Copy out every line that contains the word "税收基础等".
━━━ Dataset
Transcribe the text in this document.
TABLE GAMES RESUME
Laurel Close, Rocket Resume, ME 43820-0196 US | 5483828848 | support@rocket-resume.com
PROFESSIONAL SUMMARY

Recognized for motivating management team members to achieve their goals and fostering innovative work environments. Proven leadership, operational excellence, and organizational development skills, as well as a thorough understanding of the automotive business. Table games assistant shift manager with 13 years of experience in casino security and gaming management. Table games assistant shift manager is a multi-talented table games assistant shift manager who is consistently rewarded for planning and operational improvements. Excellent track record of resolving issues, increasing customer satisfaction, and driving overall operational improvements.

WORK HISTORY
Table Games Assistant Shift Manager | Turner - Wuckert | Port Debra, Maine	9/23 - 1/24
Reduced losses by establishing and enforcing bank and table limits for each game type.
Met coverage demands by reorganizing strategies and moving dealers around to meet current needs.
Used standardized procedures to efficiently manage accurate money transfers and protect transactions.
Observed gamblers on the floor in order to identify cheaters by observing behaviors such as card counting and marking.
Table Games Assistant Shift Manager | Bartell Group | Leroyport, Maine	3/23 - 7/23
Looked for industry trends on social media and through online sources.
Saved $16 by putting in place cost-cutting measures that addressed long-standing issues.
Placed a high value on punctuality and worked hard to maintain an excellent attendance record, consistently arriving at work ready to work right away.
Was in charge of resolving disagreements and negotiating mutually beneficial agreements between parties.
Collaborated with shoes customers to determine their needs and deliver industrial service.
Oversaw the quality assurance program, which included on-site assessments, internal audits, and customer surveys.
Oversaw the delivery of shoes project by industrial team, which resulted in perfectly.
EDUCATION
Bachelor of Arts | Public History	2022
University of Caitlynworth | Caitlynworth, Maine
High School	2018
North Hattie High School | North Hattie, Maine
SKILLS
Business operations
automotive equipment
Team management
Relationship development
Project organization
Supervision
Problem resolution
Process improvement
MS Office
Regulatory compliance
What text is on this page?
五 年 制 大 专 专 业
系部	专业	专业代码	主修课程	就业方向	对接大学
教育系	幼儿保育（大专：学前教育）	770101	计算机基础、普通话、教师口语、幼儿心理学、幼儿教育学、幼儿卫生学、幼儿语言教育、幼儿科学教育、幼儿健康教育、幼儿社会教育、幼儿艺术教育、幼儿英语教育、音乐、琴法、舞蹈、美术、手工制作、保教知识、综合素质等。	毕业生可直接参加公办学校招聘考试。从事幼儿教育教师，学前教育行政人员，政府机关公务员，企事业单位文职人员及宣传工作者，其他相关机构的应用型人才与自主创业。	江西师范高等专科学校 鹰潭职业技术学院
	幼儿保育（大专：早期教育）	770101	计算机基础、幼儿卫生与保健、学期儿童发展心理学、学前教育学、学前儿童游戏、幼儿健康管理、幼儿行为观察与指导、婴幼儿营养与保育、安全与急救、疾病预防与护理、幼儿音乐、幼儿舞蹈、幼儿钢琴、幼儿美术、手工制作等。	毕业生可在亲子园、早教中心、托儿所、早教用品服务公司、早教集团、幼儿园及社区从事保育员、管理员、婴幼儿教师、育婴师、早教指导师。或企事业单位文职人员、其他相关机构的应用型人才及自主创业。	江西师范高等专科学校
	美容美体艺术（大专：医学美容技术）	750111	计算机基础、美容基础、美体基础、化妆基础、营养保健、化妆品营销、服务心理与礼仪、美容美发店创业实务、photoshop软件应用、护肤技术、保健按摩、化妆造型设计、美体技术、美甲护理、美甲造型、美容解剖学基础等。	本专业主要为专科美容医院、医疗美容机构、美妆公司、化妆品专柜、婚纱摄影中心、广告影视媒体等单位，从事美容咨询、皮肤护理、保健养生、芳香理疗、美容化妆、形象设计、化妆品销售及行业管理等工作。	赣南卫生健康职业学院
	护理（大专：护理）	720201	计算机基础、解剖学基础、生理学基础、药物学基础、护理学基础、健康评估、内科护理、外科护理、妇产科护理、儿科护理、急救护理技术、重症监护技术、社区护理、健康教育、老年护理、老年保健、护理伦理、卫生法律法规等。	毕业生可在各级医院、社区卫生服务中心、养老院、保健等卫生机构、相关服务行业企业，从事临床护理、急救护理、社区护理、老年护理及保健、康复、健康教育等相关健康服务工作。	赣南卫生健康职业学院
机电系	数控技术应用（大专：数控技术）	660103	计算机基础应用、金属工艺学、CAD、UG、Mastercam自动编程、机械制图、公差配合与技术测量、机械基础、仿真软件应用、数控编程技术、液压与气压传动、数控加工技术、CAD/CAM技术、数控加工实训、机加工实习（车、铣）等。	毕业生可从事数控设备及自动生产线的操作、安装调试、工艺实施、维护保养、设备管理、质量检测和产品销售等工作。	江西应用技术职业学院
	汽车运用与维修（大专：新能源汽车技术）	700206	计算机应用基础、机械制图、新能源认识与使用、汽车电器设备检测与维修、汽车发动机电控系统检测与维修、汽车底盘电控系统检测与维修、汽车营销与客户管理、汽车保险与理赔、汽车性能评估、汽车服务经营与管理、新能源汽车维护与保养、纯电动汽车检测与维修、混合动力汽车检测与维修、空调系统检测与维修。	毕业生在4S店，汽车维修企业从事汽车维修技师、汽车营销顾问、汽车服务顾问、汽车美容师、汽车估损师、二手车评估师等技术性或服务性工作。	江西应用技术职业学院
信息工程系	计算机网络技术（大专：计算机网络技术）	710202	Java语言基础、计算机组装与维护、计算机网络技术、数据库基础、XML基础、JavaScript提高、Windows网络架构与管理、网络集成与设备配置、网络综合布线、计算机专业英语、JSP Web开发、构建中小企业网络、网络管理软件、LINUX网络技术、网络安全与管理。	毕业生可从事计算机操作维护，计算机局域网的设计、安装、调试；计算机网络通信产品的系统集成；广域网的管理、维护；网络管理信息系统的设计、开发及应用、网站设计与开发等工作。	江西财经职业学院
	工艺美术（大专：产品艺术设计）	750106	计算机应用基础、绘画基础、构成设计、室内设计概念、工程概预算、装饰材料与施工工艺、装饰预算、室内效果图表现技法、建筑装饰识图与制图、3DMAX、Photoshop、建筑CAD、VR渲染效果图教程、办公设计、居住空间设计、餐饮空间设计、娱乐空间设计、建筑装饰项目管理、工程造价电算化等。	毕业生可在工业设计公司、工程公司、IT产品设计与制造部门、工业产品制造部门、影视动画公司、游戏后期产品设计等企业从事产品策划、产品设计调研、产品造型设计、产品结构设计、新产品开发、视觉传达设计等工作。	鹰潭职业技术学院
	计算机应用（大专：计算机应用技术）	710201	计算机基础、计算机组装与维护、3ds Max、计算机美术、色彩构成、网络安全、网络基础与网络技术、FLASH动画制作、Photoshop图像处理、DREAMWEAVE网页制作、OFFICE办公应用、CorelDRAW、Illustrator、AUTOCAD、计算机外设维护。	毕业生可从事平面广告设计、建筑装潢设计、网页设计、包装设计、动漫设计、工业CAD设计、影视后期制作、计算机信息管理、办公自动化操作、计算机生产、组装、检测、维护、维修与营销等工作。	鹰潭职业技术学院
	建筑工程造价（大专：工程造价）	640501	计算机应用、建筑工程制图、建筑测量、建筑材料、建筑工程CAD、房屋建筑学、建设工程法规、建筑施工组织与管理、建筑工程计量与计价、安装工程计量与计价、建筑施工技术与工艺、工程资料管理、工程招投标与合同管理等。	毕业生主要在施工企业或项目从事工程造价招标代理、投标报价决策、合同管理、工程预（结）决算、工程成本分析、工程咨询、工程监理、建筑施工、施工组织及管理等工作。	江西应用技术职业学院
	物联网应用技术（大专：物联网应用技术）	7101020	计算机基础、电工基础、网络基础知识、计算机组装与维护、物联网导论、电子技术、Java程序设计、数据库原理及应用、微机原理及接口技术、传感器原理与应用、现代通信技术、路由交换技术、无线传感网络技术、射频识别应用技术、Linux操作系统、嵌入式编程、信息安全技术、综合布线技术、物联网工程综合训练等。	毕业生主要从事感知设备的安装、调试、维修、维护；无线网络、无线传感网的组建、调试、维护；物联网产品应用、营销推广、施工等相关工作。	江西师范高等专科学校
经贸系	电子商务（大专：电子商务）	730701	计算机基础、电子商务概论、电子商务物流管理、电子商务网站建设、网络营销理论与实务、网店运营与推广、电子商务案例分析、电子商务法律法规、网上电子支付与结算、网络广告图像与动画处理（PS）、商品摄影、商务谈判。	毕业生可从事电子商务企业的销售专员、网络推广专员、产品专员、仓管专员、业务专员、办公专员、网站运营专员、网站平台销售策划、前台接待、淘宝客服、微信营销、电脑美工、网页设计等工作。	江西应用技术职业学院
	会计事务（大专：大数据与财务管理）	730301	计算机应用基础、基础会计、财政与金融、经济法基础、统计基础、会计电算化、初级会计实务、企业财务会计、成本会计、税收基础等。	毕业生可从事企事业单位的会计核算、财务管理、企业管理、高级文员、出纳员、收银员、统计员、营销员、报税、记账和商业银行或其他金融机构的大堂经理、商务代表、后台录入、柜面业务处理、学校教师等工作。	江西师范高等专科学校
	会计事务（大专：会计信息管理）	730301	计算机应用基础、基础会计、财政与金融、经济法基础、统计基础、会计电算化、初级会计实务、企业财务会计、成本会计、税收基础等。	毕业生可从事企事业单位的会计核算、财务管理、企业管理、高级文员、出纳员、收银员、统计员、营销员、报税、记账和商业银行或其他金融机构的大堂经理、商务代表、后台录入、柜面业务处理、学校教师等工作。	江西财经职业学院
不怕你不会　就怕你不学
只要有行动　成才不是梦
━━━━━━
- [Written answer]
	会计事务（大专：大数据与财务管理）	730301	计算机应用基础、基础会计、财政与金融、经济法基础、统计基础、会计电算化、初级会计实务、企业财务会计、成本会计、税收基础等。	毕业生可从事企事业单位的会计核算、财务管理、企业管理、高级文员、出纳员、收银员、统计员、营销员、报税、记账和商业银行或其他金融机构的大堂经理、商务代表、后台录入、柜面业务处理、学校教师等工作。	江西师范高等专科学校
	会计事务（大专：会计信息管理）	730301	计算机应用基础、基础会计、财政与金融、经济法基础、统计基础、会计电算化、初级会计实务、企业财务会计、成本会计、税收基础等。	毕业生可从事企事业单位的会计核算、财务管理、企业管理、高级文员、出纳员、收银员、统计员、营销员、报税、记账和商业银行或其他金融机构的大堂经理、商务代表、后台录入、柜面业务处理、学校教师等工作。	江西财经职业学院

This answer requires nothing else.